DIRECTION: Copy out, unchanged, the entries below from the "Enumerate this screenshot's" line to the final line. Omit pictures.

DATASET CONTENT:
========
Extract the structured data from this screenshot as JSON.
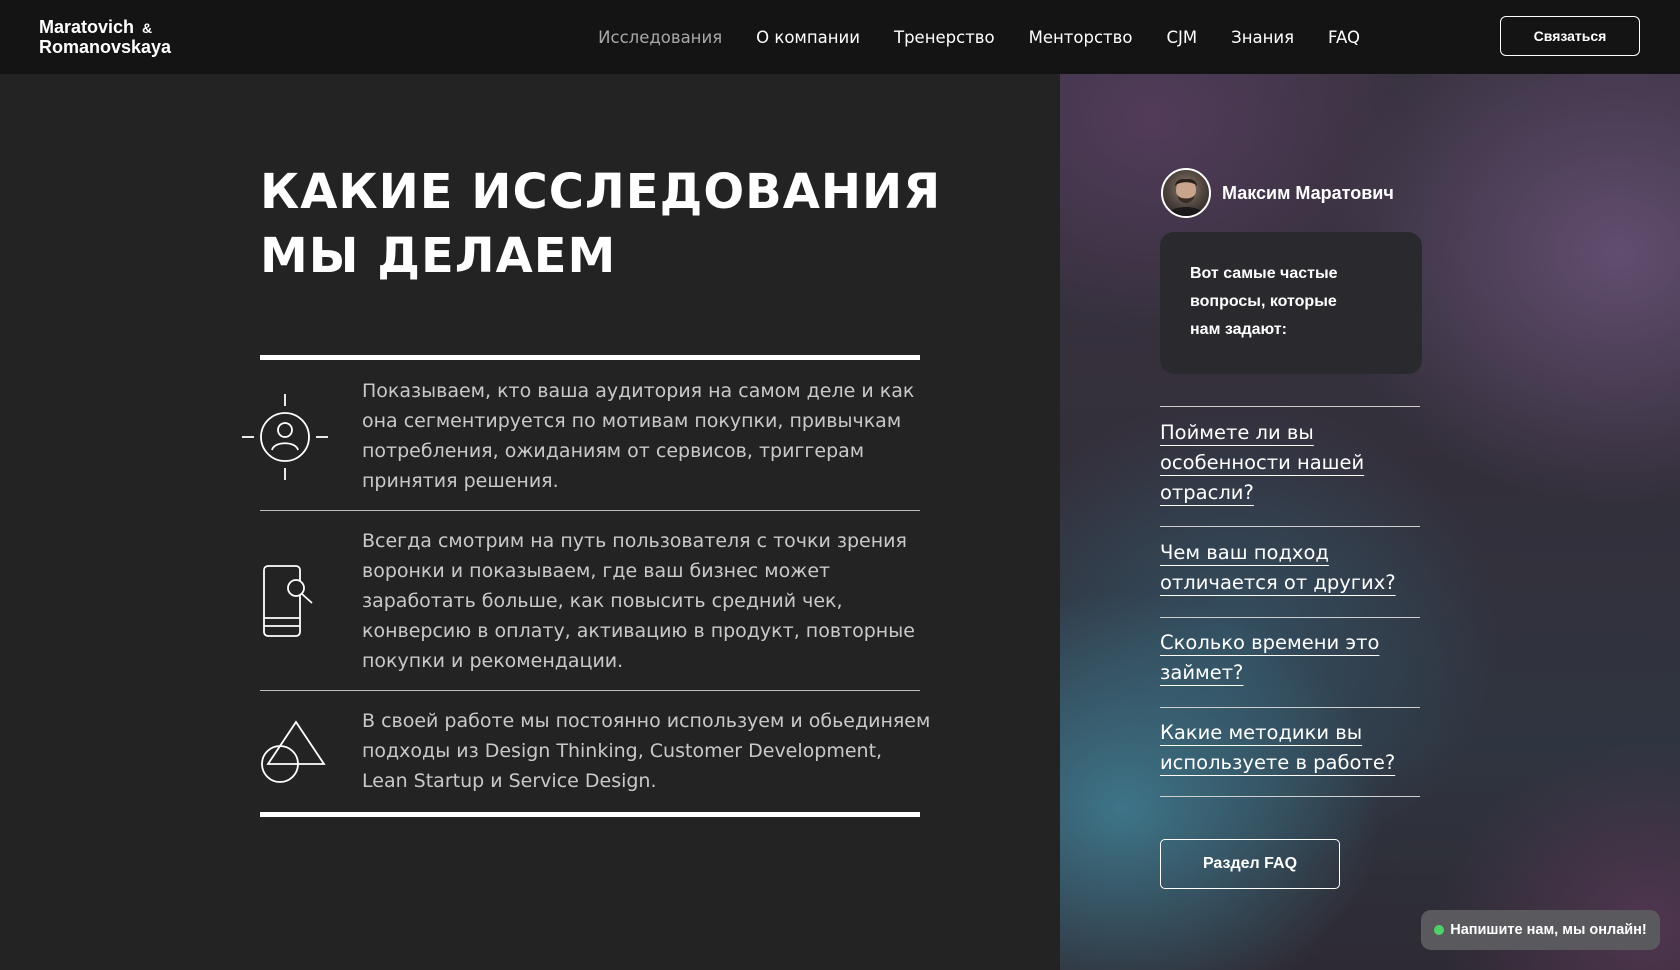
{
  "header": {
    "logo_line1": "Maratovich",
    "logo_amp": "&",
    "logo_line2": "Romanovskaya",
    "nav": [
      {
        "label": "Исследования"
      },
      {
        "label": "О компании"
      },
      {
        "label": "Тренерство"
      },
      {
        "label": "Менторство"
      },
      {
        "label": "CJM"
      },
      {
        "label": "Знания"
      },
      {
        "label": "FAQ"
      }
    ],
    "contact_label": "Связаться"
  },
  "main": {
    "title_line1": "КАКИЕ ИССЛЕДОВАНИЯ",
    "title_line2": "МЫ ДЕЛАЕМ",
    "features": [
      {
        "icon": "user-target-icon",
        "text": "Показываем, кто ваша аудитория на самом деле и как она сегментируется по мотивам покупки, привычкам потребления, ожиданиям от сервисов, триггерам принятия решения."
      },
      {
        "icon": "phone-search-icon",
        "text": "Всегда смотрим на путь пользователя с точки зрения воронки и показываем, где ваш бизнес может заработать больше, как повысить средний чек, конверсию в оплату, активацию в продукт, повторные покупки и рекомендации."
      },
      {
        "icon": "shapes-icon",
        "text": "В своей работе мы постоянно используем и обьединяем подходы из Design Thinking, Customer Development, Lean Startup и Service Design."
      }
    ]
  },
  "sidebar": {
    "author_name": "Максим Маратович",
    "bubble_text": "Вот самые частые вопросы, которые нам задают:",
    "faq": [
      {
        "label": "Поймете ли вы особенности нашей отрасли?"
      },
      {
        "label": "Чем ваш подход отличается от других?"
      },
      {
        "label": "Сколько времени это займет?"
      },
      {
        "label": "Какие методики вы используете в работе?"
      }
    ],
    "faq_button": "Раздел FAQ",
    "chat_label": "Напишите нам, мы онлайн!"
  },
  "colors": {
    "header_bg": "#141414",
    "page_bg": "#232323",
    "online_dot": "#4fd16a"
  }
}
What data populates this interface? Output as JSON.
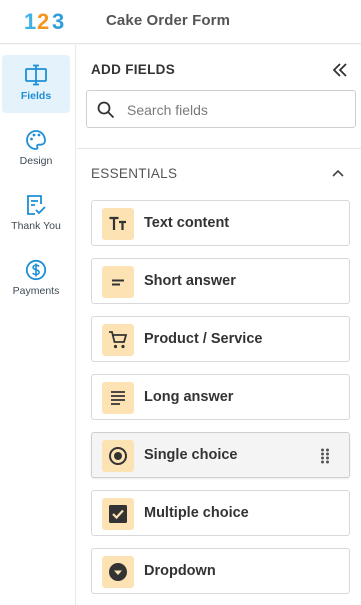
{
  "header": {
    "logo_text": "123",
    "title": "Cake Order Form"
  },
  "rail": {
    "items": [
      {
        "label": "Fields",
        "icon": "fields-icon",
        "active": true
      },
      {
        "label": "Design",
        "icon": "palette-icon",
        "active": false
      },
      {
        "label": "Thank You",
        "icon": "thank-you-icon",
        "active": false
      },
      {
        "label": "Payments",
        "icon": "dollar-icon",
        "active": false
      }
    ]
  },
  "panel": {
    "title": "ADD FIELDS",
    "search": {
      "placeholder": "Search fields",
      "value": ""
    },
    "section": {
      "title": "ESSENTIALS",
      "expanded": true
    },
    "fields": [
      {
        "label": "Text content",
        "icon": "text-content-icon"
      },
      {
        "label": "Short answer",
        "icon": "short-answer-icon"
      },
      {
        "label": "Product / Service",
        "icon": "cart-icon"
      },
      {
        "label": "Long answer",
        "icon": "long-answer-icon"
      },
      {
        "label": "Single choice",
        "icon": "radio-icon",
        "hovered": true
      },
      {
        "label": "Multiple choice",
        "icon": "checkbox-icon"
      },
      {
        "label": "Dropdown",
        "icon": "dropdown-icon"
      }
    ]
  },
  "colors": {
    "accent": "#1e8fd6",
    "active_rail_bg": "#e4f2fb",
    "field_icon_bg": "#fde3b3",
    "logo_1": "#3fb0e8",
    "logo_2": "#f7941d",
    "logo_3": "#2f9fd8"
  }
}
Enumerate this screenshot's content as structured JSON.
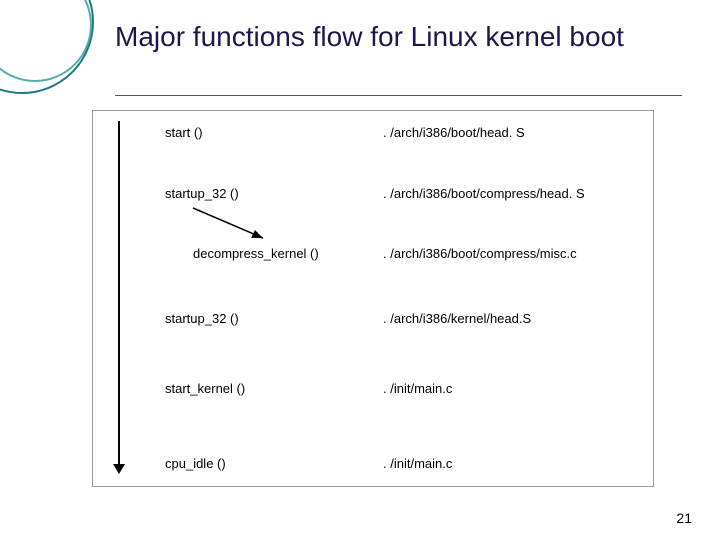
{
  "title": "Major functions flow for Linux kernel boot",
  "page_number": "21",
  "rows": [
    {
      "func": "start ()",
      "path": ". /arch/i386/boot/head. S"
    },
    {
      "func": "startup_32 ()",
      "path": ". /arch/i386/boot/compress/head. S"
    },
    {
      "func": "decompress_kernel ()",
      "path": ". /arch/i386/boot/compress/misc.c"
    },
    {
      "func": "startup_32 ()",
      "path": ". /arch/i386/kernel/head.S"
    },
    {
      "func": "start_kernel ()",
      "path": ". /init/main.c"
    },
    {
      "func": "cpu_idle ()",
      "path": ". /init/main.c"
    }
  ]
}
========
FULL SOLUTION:
Enumerate this screenshot's content as structured JSON.
{
  "title": "Major functions flow for Linux kernel boot",
  "page_number": "21",
  "rows": [
    {
      "func": "start ()",
      "path": ". /arch/i386/boot/head. S"
    },
    {
      "func": "startup_32 ()",
      "path": ". /arch/i386/boot/compress/head. S"
    },
    {
      "func": "decompress_kernel ()",
      "path": ". /arch/i386/boot/compress/misc.c"
    },
    {
      "func": "startup_32 ()",
      "path": ". /arch/i386/kernel/head.S"
    },
    {
      "func": "start_kernel ()",
      "path": ". /init/main.c"
    },
    {
      "func": "cpu_idle ()",
      "path": ". /init/main.c"
    }
  ]
}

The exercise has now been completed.